• **GIVEN EXERCISE**:
Transcribe all of the data exactly. Omit the pictures.

• **MATERIAL PROVIDED**:
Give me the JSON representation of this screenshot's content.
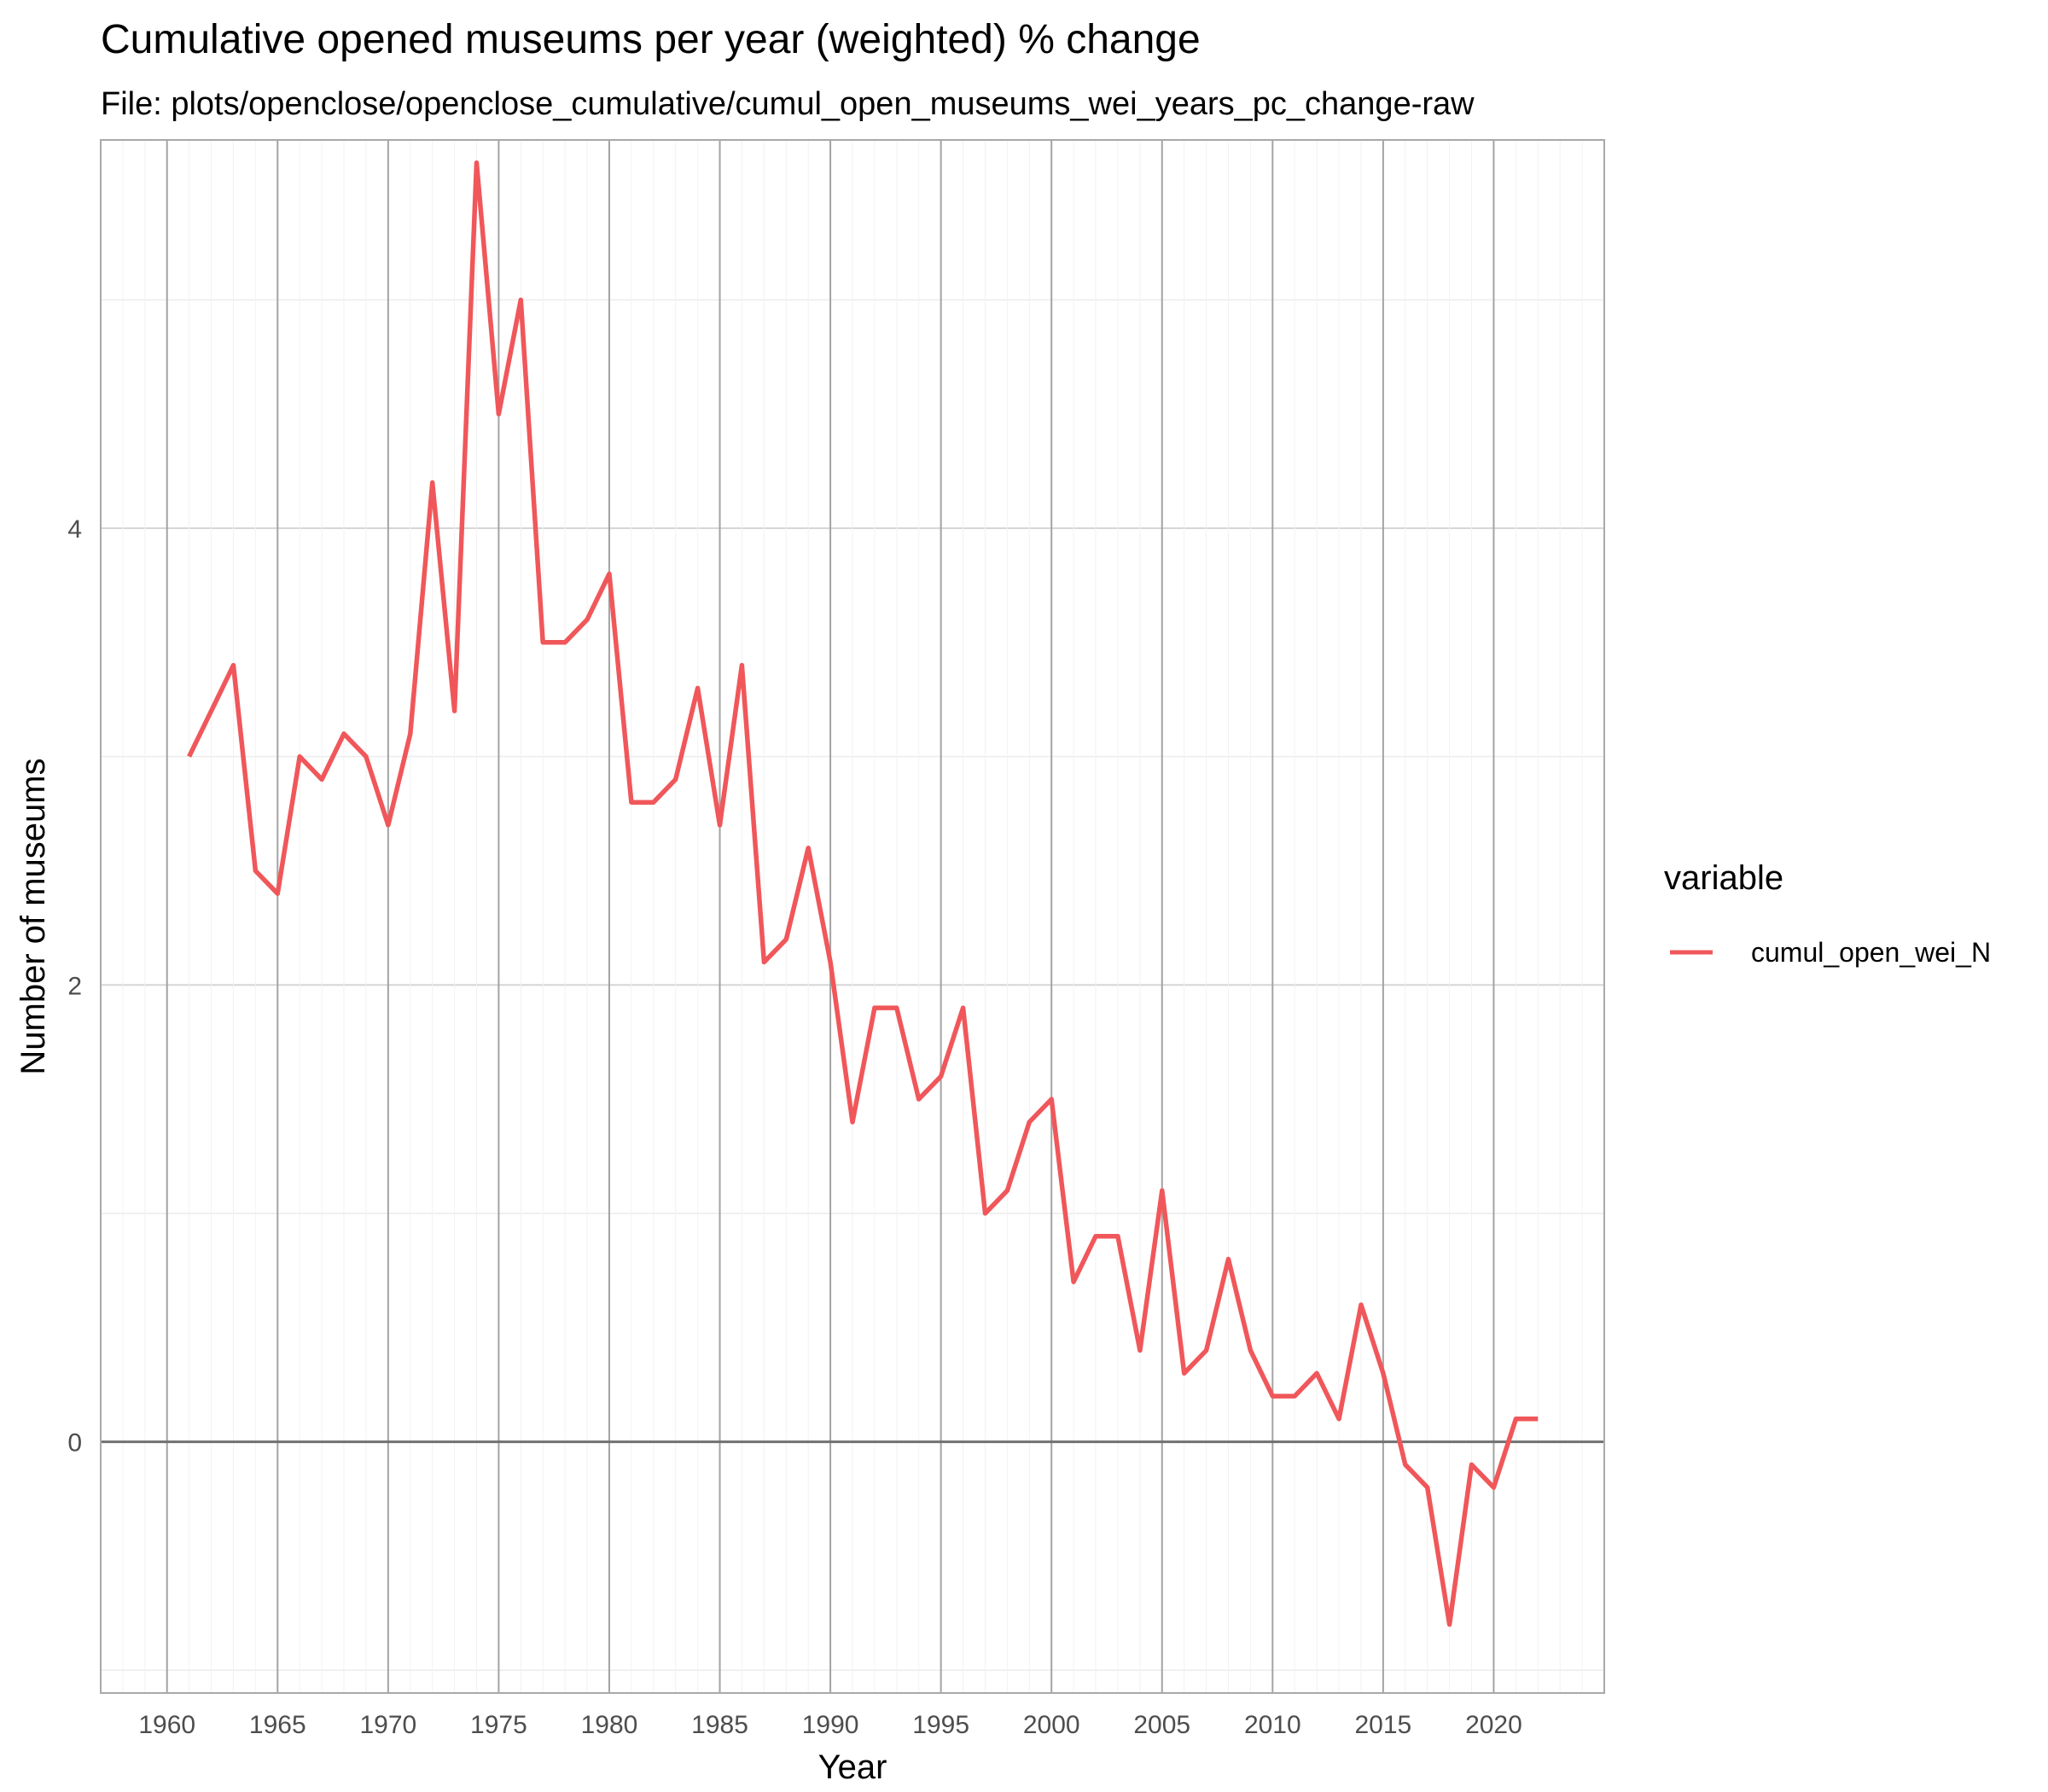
{
  "chart_data": {
    "type": "line",
    "title": "Cumulative opened museums per year (weighted) % change",
    "subtitle": "File: plots/openclose/openclose_cumulative/cumul_open_museums_wei_years_pc_change-raw",
    "xlabel": "Year",
    "ylabel": "Number of museums",
    "xlim": [
      1957,
      2025
    ],
    "ylim": [
      -1.1,
      5.7
    ],
    "x_ticks": [
      1960,
      1965,
      1970,
      1975,
      1980,
      1985,
      1990,
      1995,
      2000,
      2005,
      2010,
      2015,
      2020
    ],
    "x_tick_labels": [
      "1960",
      "1965",
      "1970",
      "1975",
      "1980",
      "1985",
      "1990",
      "1995",
      "2000",
      "2005",
      "2010",
      "2015",
      "2020"
    ],
    "y_ticks": [
      0,
      2,
      4
    ],
    "y_tick_labels": [
      "0",
      "2",
      "4"
    ],
    "y_minor_gridlines": [
      -1,
      1,
      3,
      5
    ],
    "x_gridlines": "every year",
    "reference_line_y": 0,
    "grid": true,
    "legend": {
      "title": "variable",
      "position": "right"
    },
    "series": [
      {
        "name": "cumul_open_wei_N",
        "color": "#f0575a",
        "x": [
          1961,
          1962,
          1963,
          1964,
          1965,
          1966,
          1967,
          1968,
          1969,
          1970,
          1971,
          1972,
          1973,
          1974,
          1975,
          1976,
          1977,
          1978,
          1979,
          1980,
          1981,
          1982,
          1983,
          1984,
          1985,
          1986,
          1987,
          1988,
          1989,
          1990,
          1991,
          1992,
          1993,
          1994,
          1995,
          1996,
          1997,
          1998,
          1999,
          2000,
          2001,
          2002,
          2003,
          2004,
          2005,
          2006,
          2007,
          2008,
          2009,
          2010,
          2011,
          2012,
          2013,
          2014,
          2015,
          2016,
          2017,
          2018,
          2019,
          2020,
          2021,
          2022
        ],
        "values": [
          3.0,
          3.2,
          3.4,
          2.5,
          2.4,
          3.0,
          2.9,
          3.1,
          3.0,
          2.7,
          3.1,
          4.2,
          3.2,
          5.6,
          4.5,
          5.0,
          3.5,
          3.5,
          3.6,
          3.8,
          2.8,
          2.8,
          2.9,
          3.3,
          2.7,
          3.4,
          2.1,
          2.2,
          2.6,
          2.1,
          1.4,
          1.9,
          1.9,
          1.5,
          1.6,
          1.9,
          1.0,
          1.1,
          1.4,
          1.5,
          0.7,
          0.9,
          0.9,
          0.4,
          1.1,
          0.3,
          0.4,
          0.8,
          0.4,
          0.2,
          0.2,
          0.3,
          0.1,
          0.6,
          0.3,
          -0.1,
          -0.2,
          -0.8,
          -0.1,
          -0.2,
          0.1,
          0.1
        ]
      }
    ]
  }
}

• **THE OUTPUT**:
Give me the JSON representation of this screenshot's content.
{
  "chart_data": {
    "type": "line",
    "title": "Cumulative opened museums per year (weighted) % change",
    "subtitle": "File: plots/openclose/openclose_cumulative/cumul_open_museums_wei_years_pc_change-raw",
    "xlabel": "Year",
    "ylabel": "Number of museums",
    "xlim": [
      1957,
      2025
    ],
    "ylim": [
      -1.1,
      5.7
    ],
    "x_ticks": [
      1960,
      1965,
      1970,
      1975,
      1980,
      1985,
      1990,
      1995,
      2000,
      2005,
      2010,
      2015,
      2020
    ],
    "x_tick_labels": [
      "1960",
      "1965",
      "1970",
      "1975",
      "1980",
      "1985",
      "1990",
      "1995",
      "2000",
      "2005",
      "2010",
      "2015",
      "2020"
    ],
    "y_ticks": [
      0,
      2,
      4
    ],
    "y_tick_labels": [
      "0",
      "2",
      "4"
    ],
    "y_minor_gridlines": [
      -1,
      1,
      3,
      5
    ],
    "x_gridlines": "every year",
    "reference_line_y": 0,
    "grid": true,
    "legend": {
      "title": "variable",
      "position": "right"
    },
    "series": [
      {
        "name": "cumul_open_wei_N",
        "color": "#f0575a",
        "x": [
          1961,
          1962,
          1963,
          1964,
          1965,
          1966,
          1967,
          1968,
          1969,
          1970,
          1971,
          1972,
          1973,
          1974,
          1975,
          1976,
          1977,
          1978,
          1979,
          1980,
          1981,
          1982,
          1983,
          1984,
          1985,
          1986,
          1987,
          1988,
          1989,
          1990,
          1991,
          1992,
          1993,
          1994,
          1995,
          1996,
          1997,
          1998,
          1999,
          2000,
          2001,
          2002,
          2003,
          2004,
          2005,
          2006,
          2007,
          2008,
          2009,
          2010,
          2011,
          2012,
          2013,
          2014,
          2015,
          2016,
          2017,
          2018,
          2019,
          2020,
          2021,
          2022
        ],
        "values": [
          3.0,
          3.2,
          3.4,
          2.5,
          2.4,
          3.0,
          2.9,
          3.1,
          3.0,
          2.7,
          3.1,
          4.2,
          3.2,
          5.6,
          4.5,
          5.0,
          3.5,
          3.5,
          3.6,
          3.8,
          2.8,
          2.8,
          2.9,
          3.3,
          2.7,
          3.4,
          2.1,
          2.2,
          2.6,
          2.1,
          1.4,
          1.9,
          1.9,
          1.5,
          1.6,
          1.9,
          1.0,
          1.1,
          1.4,
          1.5,
          0.7,
          0.9,
          0.9,
          0.4,
          1.1,
          0.3,
          0.4,
          0.8,
          0.4,
          0.2,
          0.2,
          0.3,
          0.1,
          0.6,
          0.3,
          -0.1,
          -0.2,
          -0.8,
          -0.1,
          -0.2,
          0.1,
          0.1
        ]
      }
    ]
  }
}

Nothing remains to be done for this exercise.